Entries from a dataset
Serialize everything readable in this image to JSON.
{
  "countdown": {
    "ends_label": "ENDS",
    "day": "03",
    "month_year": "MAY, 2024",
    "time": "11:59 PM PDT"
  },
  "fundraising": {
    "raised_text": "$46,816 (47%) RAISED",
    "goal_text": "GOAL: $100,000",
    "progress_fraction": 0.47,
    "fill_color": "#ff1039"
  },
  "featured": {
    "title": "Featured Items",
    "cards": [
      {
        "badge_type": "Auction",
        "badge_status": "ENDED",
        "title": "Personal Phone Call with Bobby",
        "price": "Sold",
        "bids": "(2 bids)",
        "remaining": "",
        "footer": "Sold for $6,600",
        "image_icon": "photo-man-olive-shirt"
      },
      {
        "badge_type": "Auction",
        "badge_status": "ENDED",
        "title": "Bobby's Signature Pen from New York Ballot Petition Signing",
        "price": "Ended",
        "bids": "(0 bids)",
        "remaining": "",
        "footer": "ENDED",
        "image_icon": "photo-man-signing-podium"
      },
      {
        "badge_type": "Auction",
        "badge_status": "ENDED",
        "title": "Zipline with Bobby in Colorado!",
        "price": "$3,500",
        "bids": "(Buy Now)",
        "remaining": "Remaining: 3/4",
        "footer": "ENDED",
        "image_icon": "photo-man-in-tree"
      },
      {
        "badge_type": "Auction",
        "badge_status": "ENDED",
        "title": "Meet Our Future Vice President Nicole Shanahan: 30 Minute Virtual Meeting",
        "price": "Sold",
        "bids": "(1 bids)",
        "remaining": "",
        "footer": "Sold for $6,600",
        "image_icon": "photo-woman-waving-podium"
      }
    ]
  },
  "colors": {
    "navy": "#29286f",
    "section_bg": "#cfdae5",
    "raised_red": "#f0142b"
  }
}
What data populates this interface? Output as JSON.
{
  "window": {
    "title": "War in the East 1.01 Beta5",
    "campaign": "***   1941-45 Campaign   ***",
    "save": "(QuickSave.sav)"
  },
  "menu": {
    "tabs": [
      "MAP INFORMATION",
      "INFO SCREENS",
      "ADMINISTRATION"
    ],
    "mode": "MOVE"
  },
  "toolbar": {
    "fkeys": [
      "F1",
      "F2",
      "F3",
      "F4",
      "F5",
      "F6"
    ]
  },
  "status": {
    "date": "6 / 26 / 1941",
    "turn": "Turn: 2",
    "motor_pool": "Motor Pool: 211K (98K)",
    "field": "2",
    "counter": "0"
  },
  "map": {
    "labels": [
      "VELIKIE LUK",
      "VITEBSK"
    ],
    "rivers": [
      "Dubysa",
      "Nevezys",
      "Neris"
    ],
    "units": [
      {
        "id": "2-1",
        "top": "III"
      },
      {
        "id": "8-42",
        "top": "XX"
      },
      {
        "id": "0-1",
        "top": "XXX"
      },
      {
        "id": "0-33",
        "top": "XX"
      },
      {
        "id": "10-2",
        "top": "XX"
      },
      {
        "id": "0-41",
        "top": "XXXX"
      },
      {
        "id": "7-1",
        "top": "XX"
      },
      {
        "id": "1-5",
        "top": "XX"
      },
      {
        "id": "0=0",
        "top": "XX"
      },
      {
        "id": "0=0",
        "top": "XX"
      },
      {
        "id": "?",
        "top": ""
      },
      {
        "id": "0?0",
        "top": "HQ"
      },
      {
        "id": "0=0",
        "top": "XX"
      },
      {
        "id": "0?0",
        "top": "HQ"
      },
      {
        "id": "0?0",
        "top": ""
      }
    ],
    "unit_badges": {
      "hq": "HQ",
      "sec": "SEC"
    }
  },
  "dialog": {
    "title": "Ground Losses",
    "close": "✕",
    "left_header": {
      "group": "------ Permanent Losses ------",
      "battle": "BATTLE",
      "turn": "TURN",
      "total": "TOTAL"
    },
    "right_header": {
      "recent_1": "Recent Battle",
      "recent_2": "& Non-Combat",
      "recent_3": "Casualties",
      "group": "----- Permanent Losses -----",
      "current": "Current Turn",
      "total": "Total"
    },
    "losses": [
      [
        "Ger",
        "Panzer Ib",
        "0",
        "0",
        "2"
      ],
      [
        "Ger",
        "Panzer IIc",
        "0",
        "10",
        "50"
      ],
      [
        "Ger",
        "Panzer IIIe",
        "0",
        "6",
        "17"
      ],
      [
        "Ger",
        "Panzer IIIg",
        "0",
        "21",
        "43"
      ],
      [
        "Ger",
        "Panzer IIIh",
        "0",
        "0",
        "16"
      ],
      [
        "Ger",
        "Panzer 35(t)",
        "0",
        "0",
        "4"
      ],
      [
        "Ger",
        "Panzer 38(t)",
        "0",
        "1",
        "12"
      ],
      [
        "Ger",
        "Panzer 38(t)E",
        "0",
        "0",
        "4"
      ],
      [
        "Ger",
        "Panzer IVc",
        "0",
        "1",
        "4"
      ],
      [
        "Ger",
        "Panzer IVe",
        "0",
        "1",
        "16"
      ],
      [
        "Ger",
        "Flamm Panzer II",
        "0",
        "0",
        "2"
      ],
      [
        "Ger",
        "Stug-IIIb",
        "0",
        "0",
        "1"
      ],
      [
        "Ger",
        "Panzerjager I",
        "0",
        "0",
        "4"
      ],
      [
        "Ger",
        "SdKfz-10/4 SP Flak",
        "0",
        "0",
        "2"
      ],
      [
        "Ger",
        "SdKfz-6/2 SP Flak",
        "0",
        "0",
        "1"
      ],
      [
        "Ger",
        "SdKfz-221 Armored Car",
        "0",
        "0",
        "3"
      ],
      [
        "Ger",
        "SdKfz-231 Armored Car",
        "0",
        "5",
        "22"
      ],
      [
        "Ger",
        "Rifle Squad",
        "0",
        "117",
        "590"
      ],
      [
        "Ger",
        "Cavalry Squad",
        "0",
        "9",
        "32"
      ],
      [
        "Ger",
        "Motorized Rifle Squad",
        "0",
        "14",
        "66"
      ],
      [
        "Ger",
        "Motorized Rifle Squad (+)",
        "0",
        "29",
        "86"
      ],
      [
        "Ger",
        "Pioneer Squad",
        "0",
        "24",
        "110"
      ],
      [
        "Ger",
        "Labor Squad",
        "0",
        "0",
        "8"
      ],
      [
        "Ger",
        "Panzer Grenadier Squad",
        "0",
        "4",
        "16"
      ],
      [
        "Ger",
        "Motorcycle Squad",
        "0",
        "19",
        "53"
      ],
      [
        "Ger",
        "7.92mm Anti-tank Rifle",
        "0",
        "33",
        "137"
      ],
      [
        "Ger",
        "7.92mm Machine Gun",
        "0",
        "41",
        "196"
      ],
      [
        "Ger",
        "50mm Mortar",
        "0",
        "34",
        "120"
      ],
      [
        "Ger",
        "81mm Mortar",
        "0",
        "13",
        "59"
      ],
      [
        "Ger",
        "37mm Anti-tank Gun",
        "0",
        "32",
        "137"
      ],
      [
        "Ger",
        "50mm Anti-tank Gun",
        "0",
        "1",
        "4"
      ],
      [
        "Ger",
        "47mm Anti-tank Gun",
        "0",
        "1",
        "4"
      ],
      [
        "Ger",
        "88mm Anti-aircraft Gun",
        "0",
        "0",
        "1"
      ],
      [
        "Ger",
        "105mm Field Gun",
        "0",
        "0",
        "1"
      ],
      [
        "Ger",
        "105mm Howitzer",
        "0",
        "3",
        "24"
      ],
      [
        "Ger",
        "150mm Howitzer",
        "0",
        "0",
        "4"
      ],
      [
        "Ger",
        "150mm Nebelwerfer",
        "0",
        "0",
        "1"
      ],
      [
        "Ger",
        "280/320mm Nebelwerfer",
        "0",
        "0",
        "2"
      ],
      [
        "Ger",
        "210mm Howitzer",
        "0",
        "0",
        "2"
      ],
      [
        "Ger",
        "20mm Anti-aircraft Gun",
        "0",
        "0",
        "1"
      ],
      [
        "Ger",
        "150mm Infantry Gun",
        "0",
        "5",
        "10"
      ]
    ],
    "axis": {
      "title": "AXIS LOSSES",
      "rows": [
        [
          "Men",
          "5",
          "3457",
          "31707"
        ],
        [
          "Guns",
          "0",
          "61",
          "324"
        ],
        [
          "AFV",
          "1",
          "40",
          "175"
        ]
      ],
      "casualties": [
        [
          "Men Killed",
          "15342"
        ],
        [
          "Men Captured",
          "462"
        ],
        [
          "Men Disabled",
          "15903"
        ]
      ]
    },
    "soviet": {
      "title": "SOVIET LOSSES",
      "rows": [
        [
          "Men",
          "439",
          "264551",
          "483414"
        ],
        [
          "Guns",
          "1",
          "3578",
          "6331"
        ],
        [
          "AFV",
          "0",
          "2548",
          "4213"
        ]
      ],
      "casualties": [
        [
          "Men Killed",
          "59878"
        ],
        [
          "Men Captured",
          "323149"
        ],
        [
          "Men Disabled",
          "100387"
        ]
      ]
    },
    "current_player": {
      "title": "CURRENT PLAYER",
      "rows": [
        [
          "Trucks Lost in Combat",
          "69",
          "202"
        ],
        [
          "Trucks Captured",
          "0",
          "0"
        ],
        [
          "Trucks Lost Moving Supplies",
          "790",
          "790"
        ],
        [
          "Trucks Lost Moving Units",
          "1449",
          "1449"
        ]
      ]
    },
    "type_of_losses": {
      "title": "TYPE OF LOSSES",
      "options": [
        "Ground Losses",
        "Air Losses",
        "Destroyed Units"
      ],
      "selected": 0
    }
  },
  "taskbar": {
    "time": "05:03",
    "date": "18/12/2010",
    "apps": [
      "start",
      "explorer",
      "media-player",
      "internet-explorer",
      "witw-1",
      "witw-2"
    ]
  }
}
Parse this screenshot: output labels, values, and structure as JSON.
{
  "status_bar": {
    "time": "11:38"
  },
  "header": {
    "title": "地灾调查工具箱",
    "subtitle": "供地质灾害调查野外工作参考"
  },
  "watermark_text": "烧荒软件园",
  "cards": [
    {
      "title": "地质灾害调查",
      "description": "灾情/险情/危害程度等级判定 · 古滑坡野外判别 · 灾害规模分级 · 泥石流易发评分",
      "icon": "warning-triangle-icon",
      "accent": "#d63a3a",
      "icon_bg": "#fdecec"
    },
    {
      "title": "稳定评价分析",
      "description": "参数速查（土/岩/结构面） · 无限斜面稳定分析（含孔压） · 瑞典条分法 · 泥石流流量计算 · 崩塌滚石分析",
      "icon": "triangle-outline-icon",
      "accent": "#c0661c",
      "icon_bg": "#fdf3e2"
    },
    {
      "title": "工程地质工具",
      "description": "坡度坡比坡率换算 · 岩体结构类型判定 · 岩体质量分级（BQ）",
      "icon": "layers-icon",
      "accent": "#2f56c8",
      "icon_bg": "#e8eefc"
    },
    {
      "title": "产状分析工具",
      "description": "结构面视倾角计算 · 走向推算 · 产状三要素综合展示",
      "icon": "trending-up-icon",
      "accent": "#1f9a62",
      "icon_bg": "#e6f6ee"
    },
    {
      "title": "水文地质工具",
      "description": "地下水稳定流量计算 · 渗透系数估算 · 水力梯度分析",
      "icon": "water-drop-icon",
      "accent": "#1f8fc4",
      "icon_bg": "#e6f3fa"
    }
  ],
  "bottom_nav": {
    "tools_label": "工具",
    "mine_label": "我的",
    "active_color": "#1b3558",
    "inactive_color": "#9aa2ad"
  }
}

■ **OBJECTIVE**
Gather every line from the entries above where the word "this" appears, and copy them.

■ **ANSWER**
Serialize everything readable in this image to JSON.
What data populates this interface? Output as JSON.
Parse this screenshot: output labels, values, and structure as JSON.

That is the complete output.